## GIVEN PASSAGE
= = =

Custom Error Types and Error Middleware

^{[Go 1.13 error wrapping]}

Generic errors.New("something failed") starts a long on-call shift. You need errors that carry context for logging, status codes for HTTP, and safe messages for clients.

type ErrorCode string
 
const (
    ErrCodeNotFound       ErrorCode = "NOT_FOUND"
    ErrCodeValidation     ErrorCode = "VALIDATION_ERROR"
    ErrCodeUnauthorized   ErrorCode = "UNAUTHORIZED"
    ErrCodeExternal       ErrorCode = "EXTERNAL_SERVICE_ERROR"
    ErrCodeInternal       ErrorCode = "INTERNAL_ERROR"
    ErrCodeRateLimited    ErrorCode = "RATE_LIMIT_EXCEEDED"
)
 
type AppError struct {
    Code    ErrorCode
    Message string        // Safe for API response
    Detail  string        // For logs only
    Cause   error         // Wrapped error
    Fields  map[string]any
}
 
func (e *AppError) Error() string {
    if e.Cause != nil {
        return fmt.Sprintf("%s: %s: %v", e.Code, e.Message, e.Cause)
    }
    return fmt.Sprintf("%s: %s", e.Code, e.Message)
}
 
// Unwrap exposes Cause so errors.Is / errors.As traverse the wrapped error.
func (e *AppError) Unwrap() error { return e.Cause }
 
func (e *AppError) HTTPStatus() int {
    switch e.Code {
    case ErrCodeNotFound:
        return http.StatusNotFound
    case ErrCodeValidation:
        return http.StatusBadRequest
    case ErrCodeUnauthorized:
        return http.StatusUnauthorized
    case ErrCodeRateLimited:
        return http.StatusTooManyRequests
    case ErrCodeExternal:
        return http.StatusBadGateway
    default:
        return http.StatusInternalServerError
    }
}
 
// Constructors keep call sites lean
func NotFound(resource, id string) *AppError {
    return &AppError{
        Code:    ErrCodeNotFound,
        Message: fmt.Sprintf("%s not found", resource),
        Fields:  map[string]any{"resource": resource, "id": id},
    }
}
 
func ValidationError(field, reason string) *AppError {
    return &AppError{
        Code:    ErrCodeValidation,
        Message: fmt.Sprintf("invalid %s: %s", field, reason),
    }
}

In your service layer, return these errors:

func (s *OrderService) GetOrder(ctx context.Context, id uuid.UUID) (*domain.Order, error) {
    order, err := s.repo.GetByID(ctx, id)
    if err != nil {
        if errors.Is(err, pgx.ErrNoRows) {
            return nil, domain.NotFound("order", id.String())
        }
        return nil, &domain.AppError{
            Code:    domain.ErrCodeInternal,
            Message: "failed to retrieve order",
            Cause:   err,
            Fields:  map[string]any{"order_id": id},
        }
    }
    return order, nil
}

Then in handlers, use a shared error helper that logs internals and returns only the safe message:

type APIResponse struct {
    Data  any       `json:"data,omitempty"`
    Error *APIError `json:"error,omitempty"`
}
 
type APIError struct {
    Code    string `json:"code"`
    Message string `json:"message"`
}
 
func respondError(w http.ResponseWriter, r *http.Request, err error) {
    logger := loggerFromContext(r.Context())

= = =

## WRITTEN PROBLEM A
From the entries, pull out the lines starting with the line that contains "15, 852, 31]" and going on through the line that contains "product-name[interactable]: Compression Stockings", both ends included. Copy them word for word.
## WRITTEN PROBLEM B
Pick up the Go error-handling text right after its last line and keep writing.
The entries below have nothing to do with the Go error-handling text.

## INPUT FOR THIS TASK
= = =

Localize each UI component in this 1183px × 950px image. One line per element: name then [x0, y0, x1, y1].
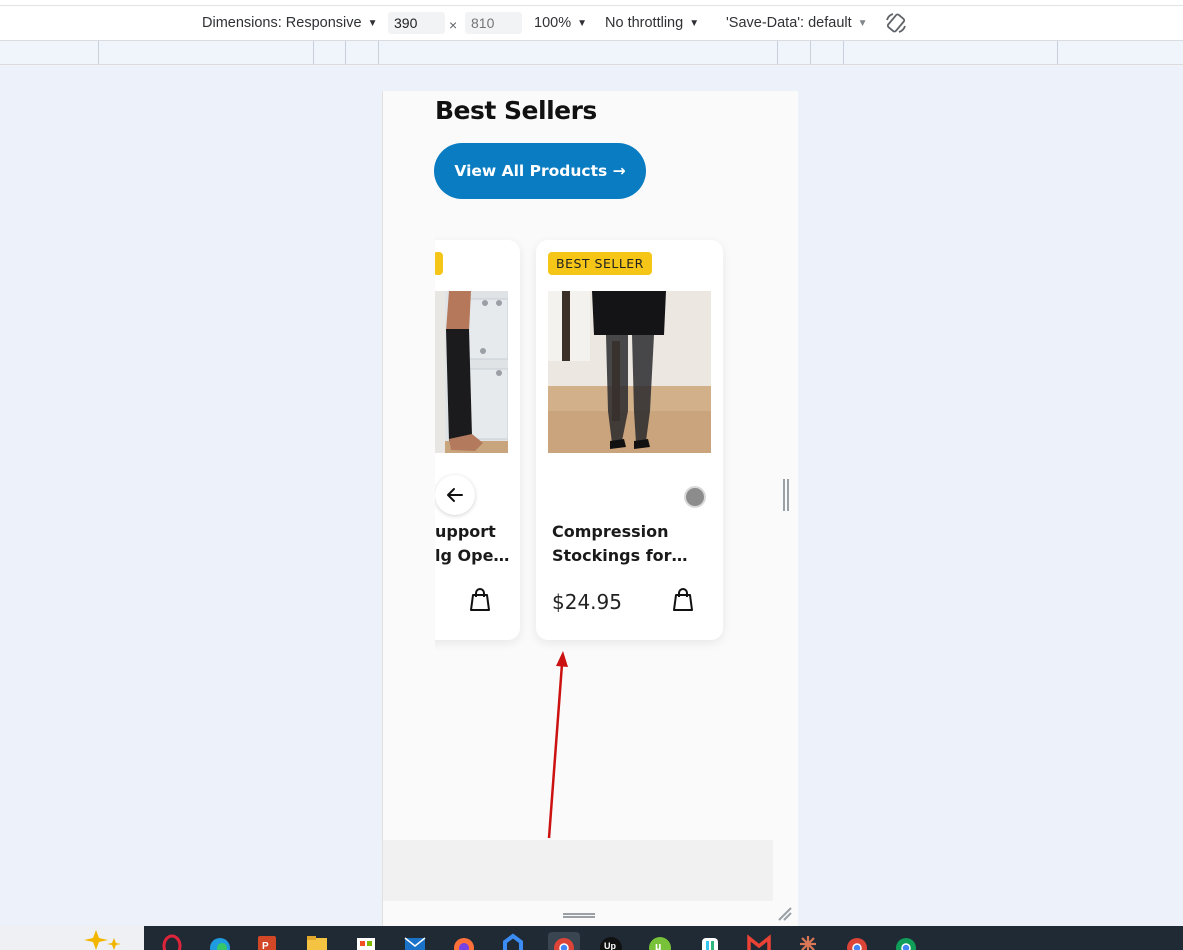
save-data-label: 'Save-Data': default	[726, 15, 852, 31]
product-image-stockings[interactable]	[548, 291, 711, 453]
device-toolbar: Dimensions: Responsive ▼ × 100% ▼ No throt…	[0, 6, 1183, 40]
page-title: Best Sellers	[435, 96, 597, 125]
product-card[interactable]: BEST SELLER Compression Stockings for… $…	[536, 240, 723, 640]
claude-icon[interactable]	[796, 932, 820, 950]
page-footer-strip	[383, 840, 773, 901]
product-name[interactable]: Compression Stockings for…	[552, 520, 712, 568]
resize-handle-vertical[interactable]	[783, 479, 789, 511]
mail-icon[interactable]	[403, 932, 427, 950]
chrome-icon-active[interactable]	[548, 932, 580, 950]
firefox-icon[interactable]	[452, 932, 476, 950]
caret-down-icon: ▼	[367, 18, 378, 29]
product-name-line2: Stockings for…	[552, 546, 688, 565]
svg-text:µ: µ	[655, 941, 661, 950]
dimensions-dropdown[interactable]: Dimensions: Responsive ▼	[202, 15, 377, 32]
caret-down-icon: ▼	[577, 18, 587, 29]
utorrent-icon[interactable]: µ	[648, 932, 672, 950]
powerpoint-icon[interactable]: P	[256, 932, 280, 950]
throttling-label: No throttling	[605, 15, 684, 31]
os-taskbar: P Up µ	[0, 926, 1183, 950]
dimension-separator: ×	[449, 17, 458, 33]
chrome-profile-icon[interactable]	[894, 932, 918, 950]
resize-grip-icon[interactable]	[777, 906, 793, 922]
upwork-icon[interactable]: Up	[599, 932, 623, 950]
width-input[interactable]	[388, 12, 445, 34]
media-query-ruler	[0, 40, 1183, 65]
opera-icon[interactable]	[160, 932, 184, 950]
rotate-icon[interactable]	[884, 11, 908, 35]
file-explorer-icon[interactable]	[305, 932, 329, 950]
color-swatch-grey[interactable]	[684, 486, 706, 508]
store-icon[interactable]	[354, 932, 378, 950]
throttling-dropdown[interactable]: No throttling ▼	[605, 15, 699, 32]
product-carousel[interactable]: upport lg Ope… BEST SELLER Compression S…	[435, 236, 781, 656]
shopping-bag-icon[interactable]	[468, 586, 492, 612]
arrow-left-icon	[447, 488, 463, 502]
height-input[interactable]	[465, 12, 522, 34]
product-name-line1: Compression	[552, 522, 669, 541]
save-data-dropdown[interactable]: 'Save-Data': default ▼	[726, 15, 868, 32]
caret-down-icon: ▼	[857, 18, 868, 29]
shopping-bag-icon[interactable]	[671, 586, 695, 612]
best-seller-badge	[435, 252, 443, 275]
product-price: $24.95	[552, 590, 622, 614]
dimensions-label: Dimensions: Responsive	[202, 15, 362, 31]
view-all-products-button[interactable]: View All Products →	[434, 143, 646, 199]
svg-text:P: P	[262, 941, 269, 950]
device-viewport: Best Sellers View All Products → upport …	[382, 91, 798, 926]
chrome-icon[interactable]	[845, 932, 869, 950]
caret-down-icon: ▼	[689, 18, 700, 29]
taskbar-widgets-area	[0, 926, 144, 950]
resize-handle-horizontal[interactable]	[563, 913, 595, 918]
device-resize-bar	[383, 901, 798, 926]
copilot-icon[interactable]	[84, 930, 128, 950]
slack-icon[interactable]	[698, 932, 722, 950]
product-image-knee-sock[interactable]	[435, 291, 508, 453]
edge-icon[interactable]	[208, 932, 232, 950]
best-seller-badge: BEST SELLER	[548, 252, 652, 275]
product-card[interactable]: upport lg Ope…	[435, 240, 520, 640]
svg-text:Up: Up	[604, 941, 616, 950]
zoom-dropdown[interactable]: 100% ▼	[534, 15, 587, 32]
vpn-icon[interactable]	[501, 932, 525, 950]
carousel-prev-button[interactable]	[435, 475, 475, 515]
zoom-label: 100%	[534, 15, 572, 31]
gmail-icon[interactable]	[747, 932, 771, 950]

= = =

## EXERCISE ANSWER A
save-data-label: 'Save-Data': default	[726, 15, 852, 31]
product-image-stockings[interactable]	[548, 291, 711, 453]
device-toolbar: Dimensions: Responsive ▼ × 100% ▼ No throt…	[0, 6, 1183, 40]
page-title: Best Sellers	[435, 96, 597, 125]
product-card[interactable]: BEST SELLER Compression Stockings for… $…	[536, 240, 723, 640]
claude-icon[interactable]	[796, 932, 820, 950]
page-footer-strip	[383, 840, 773, 901]
product-name[interactable]: Compression Stockings for…	[552, 520, 712, 568]

## EXERCISE ANSWER B
 
    var appErr *domain.AppError
    if errors.As(err, &appErr) {
        // Log internal details with full context
        fields := []any{"code", appErr.Code, "request_id", requestIDFromContext(r.Context())}
        if appErr.Detail != "" {
            fields = append(fields, "detail", appErr.Detail)
        }
        if appErr.Cause != nil {
            fields = append(fields, "cause", appErr.Cause)
        }
        for k, v := range appErr.Fields {
            fields = append(fields, k, v)
        }
 
        if appErr.HTTPStatus() >= 500 {
            logger.Error("request failed", fields...)
        } else {
            logger.Warn("request failed", fields...)
        }
 
        w.Header().Set("Content-Type", "application/json")
        w.WriteHeader(appErr.HTTPStatus())
        json.NewEncoder(w).Encode(APIResponse{
            Error: &APIError{Code: string(appErr.Code), Message: appErr.Message},
        })
        return
    }
 
    // Unknown error type
    logger.Error("unhandled error", "error", err)
    w.Header().Set("Content-Type", "application/json")
    w.WriteHeader(http.StatusInternalServerError)
    json.NewEncoder(w).Encode(APIResponse{
        Error: &APIError{Code: "INTERNAL_ERROR", Message: "an unexpected error occurred"},
    })
}

Never expose internal error details, database table names, or stack traces to clients. Only send the user-facing message. Log the full context internally with request ID for correlation during post-mortems.

Middleware Chain and Dependency Injection

^{[Go net/http]}

Middleware order matters. Each layer depends on ones above. Stack them as:

RequestID — generates and stores X-Request-Id for all downstream logs
Logging — captures method, path, status, duration; requires RequestID
Recovery — catches panics before they crash goroutines
RateLimiter — rejects over-limit requests before expensive work
Auth — validates tokens; runs after RateLimiter to avoid waste

This ordering prevents resource exhaustion: rate limiting blocks bad actors before authentication burns CPU validating tokens, and recovery catches panics before any of them crash goroutines.

Wire in main.go:

func main() {
    db, _ := connectDB(os.Getenv("DATABASE_URL"))
    defer db.Close()
 
    // Bottom-up wiring: database → repo → service → handler
    orderRepo := repository.NewOrderRepository(db)
    orderService := service.NewOrderService(orderRepo)
    orderHandler := handler.NewOrderHandler(orderService)
    healthHandler := handler.NewHealthHandler(db)
 
    router := chi.NewRouter()
    
    // Middleware in order
    router.Use(middleware.RequestID)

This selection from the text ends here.